**Entries from a visual dataset:**
>>>>>

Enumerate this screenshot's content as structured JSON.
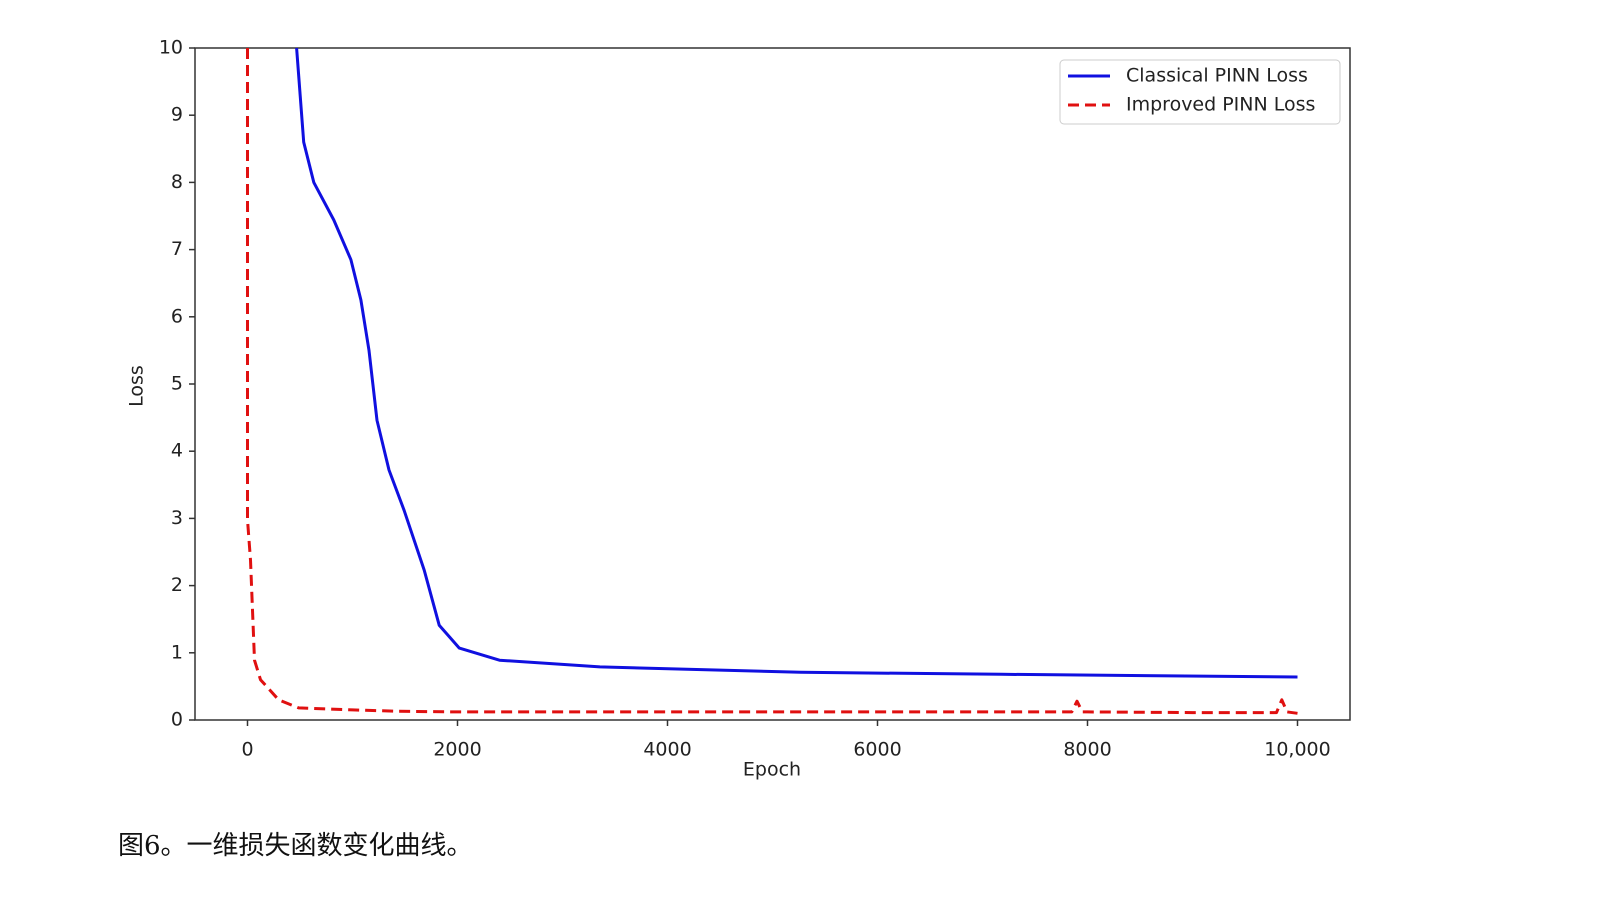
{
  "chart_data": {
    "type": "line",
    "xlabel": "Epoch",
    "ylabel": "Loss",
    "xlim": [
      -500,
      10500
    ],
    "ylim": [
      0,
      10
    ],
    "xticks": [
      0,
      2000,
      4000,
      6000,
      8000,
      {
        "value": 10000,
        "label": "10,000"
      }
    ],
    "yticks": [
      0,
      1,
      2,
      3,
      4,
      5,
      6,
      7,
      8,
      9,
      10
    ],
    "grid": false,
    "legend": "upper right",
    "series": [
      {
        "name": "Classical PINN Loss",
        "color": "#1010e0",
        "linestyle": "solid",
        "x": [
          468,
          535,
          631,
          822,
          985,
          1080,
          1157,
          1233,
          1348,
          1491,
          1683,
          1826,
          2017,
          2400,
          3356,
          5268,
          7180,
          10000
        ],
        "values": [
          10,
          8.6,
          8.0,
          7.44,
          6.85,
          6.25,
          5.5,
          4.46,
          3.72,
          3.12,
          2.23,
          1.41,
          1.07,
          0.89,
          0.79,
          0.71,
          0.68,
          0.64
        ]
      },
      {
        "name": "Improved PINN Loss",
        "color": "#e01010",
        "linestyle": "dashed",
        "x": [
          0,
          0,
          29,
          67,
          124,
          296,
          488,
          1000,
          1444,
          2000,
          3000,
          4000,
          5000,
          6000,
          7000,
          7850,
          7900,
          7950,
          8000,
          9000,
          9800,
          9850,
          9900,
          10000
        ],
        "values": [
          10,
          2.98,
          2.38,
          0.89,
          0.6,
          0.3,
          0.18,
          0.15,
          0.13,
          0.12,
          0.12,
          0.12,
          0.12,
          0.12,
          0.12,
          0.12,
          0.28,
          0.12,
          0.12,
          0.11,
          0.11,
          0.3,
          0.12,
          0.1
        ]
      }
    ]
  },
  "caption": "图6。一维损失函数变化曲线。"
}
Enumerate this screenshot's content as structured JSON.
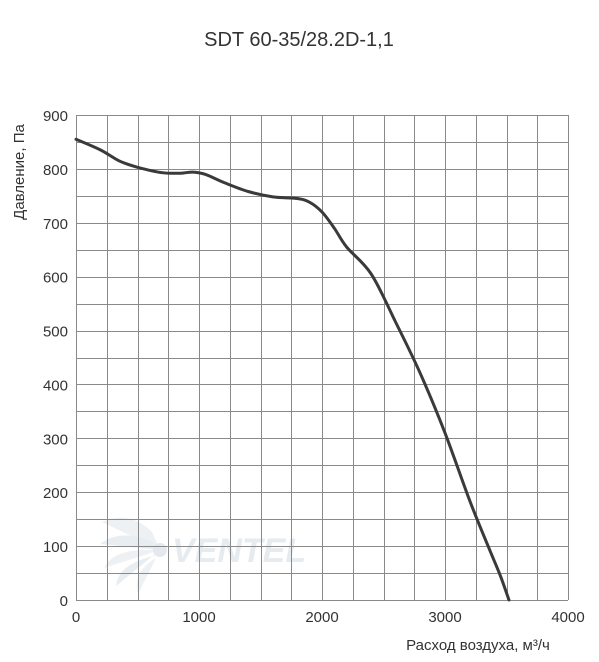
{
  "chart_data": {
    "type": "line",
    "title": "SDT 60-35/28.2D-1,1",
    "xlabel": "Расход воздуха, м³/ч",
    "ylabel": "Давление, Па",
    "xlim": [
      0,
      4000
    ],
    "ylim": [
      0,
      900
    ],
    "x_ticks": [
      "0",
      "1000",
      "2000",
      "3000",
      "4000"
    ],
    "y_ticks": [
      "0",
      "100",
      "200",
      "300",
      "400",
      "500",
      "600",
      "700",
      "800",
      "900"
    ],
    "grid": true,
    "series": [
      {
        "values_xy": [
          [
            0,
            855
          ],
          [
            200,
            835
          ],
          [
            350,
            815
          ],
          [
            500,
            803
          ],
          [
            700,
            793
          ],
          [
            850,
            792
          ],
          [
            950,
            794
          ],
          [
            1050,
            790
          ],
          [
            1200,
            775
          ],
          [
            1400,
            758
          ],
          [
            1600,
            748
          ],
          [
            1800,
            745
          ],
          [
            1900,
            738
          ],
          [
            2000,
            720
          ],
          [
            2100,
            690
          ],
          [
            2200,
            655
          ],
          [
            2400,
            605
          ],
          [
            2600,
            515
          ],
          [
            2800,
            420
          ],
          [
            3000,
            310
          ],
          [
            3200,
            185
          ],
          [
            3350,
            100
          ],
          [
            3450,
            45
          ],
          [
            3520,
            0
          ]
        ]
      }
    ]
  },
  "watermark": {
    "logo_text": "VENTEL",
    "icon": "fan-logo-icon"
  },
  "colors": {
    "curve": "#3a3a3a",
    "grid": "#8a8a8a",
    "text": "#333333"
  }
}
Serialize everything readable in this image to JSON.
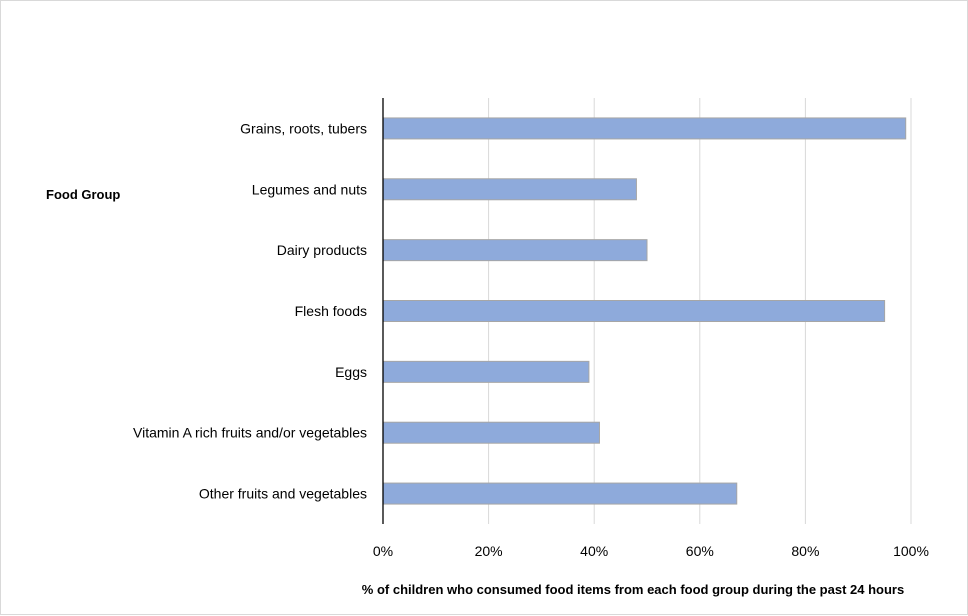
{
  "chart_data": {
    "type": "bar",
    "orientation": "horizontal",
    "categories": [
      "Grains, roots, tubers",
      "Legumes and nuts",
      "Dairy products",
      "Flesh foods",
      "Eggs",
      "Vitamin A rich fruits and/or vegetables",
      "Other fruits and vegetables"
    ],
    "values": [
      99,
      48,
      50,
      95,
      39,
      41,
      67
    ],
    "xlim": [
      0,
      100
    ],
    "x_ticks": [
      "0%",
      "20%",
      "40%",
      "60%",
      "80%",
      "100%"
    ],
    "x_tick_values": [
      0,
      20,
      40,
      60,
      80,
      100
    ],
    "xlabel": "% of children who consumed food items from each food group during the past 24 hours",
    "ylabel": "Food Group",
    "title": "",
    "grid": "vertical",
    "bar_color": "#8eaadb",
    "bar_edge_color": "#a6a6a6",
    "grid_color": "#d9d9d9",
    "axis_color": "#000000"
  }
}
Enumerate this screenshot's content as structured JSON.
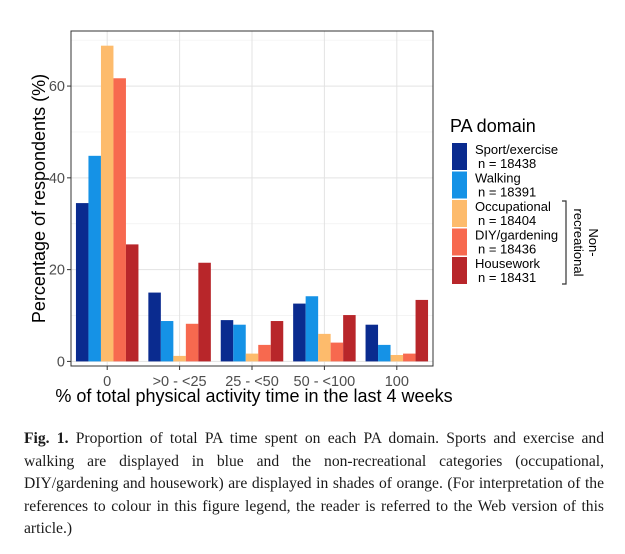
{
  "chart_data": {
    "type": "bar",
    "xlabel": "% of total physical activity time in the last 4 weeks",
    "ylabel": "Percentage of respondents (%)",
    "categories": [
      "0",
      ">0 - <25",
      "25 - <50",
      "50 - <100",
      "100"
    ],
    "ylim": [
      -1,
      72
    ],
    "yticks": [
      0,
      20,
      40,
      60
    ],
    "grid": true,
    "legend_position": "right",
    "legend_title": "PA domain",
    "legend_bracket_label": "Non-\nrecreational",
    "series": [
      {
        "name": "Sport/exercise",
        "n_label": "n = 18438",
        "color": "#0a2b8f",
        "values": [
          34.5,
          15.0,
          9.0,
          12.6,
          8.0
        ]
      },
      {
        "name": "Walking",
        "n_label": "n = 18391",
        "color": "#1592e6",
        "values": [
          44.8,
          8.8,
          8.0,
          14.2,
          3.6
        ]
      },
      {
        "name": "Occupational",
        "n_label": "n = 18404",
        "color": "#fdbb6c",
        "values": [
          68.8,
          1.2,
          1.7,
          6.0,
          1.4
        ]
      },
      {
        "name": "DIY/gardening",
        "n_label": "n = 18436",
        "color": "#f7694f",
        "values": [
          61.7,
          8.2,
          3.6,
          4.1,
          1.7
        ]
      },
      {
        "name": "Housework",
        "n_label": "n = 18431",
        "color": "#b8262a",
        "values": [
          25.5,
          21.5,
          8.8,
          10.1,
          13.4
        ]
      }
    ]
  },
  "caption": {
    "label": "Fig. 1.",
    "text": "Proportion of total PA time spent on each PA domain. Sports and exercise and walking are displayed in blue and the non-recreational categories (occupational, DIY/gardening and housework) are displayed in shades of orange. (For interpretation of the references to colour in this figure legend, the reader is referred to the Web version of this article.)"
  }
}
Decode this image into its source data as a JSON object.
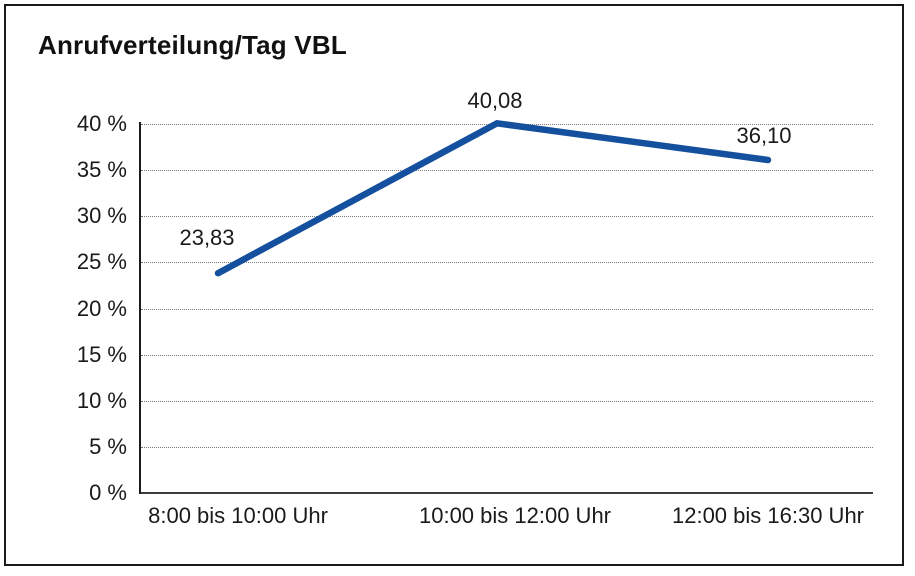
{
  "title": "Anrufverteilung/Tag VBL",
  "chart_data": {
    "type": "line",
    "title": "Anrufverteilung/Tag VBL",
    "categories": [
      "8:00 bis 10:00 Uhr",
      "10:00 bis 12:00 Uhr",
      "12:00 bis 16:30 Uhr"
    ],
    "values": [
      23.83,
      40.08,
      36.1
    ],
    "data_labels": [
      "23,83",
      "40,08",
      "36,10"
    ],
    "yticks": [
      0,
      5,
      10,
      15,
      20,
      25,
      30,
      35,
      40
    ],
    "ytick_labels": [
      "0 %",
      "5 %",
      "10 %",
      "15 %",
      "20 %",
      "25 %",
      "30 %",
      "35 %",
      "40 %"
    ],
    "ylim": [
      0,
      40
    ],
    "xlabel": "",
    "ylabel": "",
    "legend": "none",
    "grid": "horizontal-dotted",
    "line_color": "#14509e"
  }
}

<<<<<

**Goal of the exercise:**
Copy every line in the listing above where the string "PINN" turns up.

**Solution for this problem:**
        "name": "Classical PINN Loss",
        "name": "Improved PINN Loss",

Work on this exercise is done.